PROBLEM TO WORK ON – Find the string "this" and gather every line that holds it.

MATERIAL PROVIDED –
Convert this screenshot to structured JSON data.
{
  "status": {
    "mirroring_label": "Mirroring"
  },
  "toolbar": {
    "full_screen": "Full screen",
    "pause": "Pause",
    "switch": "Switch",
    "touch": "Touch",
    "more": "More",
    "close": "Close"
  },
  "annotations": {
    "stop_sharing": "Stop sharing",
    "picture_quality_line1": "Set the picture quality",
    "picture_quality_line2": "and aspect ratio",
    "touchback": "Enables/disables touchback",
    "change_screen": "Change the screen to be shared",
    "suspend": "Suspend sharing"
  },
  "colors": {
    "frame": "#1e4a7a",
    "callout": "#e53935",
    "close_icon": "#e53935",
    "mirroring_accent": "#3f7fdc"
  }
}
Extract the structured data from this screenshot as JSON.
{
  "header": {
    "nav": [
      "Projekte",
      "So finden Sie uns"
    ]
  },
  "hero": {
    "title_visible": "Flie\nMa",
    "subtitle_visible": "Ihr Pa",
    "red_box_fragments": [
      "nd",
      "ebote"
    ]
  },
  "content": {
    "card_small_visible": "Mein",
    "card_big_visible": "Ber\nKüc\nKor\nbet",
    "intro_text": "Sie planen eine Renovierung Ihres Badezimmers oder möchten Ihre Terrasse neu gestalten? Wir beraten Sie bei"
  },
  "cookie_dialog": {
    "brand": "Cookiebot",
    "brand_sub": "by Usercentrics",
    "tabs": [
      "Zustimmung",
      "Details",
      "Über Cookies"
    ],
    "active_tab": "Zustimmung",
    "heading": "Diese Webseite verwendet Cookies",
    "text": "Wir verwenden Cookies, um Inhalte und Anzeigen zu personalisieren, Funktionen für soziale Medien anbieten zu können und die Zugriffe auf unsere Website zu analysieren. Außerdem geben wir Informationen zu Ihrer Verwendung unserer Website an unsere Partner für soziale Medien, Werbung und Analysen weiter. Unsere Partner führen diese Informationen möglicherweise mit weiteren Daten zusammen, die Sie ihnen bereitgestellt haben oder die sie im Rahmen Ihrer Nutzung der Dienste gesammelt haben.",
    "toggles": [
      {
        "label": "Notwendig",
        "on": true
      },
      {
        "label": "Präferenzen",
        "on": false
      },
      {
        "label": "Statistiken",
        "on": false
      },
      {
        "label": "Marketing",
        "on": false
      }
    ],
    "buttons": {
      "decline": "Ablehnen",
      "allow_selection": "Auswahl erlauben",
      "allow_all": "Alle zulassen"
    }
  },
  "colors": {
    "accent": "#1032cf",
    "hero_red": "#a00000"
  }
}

ANSWER TO THE TASK –
Convert this screenshot to structured JSON data.
Extract the structured data from this screenshot as JSON.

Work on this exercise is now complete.